- [WHAT IS ASKED]: Separate out the lines that hold "normals".

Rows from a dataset
>> Start

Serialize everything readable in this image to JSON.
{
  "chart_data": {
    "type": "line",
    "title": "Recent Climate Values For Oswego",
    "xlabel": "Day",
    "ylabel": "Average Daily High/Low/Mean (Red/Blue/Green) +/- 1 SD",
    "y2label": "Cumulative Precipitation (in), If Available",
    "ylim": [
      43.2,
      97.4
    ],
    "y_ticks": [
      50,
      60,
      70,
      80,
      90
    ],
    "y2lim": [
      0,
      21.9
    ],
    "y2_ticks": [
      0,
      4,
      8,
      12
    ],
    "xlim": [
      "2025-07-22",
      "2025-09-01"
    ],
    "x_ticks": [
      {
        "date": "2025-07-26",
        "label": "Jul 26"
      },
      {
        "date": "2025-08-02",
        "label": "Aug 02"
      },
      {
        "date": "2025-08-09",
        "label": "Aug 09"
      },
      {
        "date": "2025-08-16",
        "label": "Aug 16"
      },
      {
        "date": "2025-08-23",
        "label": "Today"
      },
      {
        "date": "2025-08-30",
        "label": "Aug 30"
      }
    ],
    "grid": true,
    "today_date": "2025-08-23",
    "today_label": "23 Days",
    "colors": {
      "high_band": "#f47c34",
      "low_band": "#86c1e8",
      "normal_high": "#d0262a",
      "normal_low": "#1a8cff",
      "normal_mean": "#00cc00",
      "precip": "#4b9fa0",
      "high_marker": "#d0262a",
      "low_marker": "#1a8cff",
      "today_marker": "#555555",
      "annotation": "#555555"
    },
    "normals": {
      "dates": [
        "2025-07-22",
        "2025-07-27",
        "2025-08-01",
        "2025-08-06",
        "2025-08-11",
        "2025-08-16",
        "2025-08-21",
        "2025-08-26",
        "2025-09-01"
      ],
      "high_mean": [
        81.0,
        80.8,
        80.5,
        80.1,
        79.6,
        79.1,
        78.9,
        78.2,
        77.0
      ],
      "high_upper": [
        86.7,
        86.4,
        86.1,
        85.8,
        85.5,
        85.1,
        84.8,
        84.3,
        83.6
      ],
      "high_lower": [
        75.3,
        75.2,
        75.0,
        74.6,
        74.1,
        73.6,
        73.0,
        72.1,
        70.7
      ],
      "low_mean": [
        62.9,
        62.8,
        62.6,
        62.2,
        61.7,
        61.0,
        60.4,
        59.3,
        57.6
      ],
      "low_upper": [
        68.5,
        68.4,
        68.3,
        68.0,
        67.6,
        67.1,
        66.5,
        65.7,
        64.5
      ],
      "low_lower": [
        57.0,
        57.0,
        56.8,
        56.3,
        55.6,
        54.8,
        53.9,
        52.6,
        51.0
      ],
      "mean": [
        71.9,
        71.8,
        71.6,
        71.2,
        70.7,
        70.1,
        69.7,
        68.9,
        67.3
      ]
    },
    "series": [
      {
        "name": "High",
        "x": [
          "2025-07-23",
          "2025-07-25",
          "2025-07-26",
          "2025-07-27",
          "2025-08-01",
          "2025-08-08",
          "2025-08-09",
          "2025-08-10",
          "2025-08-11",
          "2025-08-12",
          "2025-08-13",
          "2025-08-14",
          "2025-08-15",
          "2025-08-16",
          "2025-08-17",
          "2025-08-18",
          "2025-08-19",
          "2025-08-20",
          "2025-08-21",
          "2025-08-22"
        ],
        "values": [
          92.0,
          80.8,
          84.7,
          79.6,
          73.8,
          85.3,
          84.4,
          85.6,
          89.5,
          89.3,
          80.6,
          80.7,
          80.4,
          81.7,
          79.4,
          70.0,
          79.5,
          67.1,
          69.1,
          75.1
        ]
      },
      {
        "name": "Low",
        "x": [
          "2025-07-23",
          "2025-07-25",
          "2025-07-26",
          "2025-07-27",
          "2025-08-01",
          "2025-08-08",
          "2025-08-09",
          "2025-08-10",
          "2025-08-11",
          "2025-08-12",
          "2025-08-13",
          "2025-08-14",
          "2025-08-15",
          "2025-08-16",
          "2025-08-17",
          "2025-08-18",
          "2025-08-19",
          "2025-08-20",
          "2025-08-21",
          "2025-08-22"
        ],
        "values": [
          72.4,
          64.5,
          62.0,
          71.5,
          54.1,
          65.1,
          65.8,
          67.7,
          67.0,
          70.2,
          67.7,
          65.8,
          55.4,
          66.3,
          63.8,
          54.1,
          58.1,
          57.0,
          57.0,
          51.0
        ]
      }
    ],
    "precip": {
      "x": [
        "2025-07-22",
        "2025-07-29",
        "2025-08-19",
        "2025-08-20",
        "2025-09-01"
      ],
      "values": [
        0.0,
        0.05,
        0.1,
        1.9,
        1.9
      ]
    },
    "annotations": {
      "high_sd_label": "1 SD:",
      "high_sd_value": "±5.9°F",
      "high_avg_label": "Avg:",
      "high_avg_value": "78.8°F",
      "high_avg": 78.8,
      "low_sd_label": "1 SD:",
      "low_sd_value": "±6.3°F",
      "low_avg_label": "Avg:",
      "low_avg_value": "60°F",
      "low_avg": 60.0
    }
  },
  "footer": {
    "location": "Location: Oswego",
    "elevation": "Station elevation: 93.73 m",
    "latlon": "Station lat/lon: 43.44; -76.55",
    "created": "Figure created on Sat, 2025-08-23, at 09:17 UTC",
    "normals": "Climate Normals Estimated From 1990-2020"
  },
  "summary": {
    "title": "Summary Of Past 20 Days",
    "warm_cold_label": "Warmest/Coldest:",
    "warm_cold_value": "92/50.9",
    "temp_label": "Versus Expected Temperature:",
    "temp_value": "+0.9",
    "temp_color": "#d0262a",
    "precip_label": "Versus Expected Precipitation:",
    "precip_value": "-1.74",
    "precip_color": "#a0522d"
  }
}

>> End

- [RESPONSE BELOW]:
    "normals": {
    "normals": "Climate Normals Estimated From 1990-2020"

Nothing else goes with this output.